Work to do |
Search the data below for "face"; list each line that holds it.

______

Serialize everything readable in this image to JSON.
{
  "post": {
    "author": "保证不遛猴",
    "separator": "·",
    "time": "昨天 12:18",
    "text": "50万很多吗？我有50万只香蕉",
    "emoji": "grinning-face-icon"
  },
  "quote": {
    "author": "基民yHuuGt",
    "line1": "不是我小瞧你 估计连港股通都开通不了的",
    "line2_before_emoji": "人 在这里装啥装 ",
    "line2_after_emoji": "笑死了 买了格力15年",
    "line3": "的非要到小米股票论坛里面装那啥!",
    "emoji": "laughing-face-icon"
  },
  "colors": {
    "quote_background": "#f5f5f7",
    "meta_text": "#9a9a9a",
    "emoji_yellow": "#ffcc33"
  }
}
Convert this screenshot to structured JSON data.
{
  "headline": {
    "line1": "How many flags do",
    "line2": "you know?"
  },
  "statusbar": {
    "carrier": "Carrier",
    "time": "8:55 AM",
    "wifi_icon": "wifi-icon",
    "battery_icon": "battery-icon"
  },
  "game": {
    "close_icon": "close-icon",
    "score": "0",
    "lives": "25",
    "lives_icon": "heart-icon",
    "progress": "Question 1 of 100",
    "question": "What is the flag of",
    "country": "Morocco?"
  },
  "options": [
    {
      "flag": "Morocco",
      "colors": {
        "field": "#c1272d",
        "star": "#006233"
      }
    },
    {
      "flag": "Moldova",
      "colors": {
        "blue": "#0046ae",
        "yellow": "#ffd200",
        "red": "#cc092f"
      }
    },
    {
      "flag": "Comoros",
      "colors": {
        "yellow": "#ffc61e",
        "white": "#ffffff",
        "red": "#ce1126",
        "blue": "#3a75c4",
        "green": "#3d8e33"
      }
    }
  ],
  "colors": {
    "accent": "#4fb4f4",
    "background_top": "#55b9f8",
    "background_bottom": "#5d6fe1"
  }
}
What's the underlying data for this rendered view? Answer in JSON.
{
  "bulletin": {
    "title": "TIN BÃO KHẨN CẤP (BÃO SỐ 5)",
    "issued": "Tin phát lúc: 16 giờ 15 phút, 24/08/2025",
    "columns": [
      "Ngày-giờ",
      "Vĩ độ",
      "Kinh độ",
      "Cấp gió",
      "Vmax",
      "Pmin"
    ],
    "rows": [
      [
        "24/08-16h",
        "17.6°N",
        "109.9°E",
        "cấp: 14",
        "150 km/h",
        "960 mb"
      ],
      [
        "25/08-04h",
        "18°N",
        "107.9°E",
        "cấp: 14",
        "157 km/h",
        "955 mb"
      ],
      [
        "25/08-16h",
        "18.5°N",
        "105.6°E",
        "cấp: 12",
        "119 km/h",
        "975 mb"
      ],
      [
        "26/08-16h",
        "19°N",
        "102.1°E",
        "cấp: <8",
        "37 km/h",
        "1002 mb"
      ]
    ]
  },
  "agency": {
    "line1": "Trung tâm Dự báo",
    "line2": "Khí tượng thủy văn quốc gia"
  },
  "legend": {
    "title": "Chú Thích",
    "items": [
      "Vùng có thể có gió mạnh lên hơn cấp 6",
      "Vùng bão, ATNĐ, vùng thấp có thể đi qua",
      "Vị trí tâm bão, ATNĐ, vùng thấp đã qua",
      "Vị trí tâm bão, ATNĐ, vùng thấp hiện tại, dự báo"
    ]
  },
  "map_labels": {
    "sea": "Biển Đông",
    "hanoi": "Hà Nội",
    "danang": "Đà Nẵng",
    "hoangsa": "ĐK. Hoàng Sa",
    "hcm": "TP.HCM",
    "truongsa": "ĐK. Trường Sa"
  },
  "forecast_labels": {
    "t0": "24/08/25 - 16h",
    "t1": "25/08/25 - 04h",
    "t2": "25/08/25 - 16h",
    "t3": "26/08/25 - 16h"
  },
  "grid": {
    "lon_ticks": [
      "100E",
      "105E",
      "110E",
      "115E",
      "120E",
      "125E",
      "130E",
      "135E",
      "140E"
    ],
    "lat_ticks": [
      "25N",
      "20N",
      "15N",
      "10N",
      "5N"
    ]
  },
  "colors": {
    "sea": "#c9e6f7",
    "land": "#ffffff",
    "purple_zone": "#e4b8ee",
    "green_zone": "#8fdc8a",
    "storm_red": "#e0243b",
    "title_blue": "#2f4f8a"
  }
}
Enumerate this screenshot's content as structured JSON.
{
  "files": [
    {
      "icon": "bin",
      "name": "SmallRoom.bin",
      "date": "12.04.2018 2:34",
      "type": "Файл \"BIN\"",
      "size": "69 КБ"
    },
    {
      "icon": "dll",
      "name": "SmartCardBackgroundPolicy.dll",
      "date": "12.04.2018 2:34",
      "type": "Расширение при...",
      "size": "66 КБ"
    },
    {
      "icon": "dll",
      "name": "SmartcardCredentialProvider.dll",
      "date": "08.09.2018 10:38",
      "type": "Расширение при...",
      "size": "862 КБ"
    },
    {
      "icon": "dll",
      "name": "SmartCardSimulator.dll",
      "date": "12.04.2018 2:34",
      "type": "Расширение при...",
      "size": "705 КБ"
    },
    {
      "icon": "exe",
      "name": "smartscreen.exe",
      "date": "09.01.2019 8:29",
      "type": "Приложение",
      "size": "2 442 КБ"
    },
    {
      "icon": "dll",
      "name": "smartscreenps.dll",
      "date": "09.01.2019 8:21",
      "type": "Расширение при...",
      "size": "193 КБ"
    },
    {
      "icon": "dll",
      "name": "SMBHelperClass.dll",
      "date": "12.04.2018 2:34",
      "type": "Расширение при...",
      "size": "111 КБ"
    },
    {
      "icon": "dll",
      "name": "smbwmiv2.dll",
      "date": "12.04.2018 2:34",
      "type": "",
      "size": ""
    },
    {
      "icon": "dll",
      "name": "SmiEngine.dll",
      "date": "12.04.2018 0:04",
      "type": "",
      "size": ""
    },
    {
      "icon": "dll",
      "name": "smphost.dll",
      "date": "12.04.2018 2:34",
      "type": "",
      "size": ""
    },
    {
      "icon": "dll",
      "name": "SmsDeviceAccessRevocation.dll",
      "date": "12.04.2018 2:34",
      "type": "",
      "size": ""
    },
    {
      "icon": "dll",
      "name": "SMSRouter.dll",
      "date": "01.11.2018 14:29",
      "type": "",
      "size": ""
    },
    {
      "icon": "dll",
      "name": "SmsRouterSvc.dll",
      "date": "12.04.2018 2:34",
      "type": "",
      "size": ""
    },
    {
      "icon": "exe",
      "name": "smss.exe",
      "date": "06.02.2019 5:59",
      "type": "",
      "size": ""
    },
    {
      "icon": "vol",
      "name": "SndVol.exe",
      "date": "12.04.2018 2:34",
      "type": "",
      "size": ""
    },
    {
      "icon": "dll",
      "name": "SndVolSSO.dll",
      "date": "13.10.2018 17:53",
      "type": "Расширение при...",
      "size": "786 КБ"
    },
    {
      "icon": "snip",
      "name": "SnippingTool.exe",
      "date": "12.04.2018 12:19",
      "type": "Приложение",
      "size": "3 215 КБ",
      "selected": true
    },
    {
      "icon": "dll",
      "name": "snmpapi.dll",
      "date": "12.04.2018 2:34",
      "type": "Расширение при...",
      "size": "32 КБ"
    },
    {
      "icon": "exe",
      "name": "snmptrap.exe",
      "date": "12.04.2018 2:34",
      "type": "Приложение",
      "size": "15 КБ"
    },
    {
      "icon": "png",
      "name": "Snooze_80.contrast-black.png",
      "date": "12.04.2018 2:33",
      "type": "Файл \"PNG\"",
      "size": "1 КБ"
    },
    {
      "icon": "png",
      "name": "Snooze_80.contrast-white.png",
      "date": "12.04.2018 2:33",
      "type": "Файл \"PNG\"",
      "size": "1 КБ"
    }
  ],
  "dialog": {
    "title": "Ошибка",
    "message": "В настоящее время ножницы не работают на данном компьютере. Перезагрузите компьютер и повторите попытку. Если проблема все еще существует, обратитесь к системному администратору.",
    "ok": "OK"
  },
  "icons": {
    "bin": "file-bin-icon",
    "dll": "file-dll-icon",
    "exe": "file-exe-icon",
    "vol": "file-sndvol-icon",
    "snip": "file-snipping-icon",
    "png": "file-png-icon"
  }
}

______

Response below |
    "emoji": "grinning-face-icon"
    "emoji": "laughing-face-icon"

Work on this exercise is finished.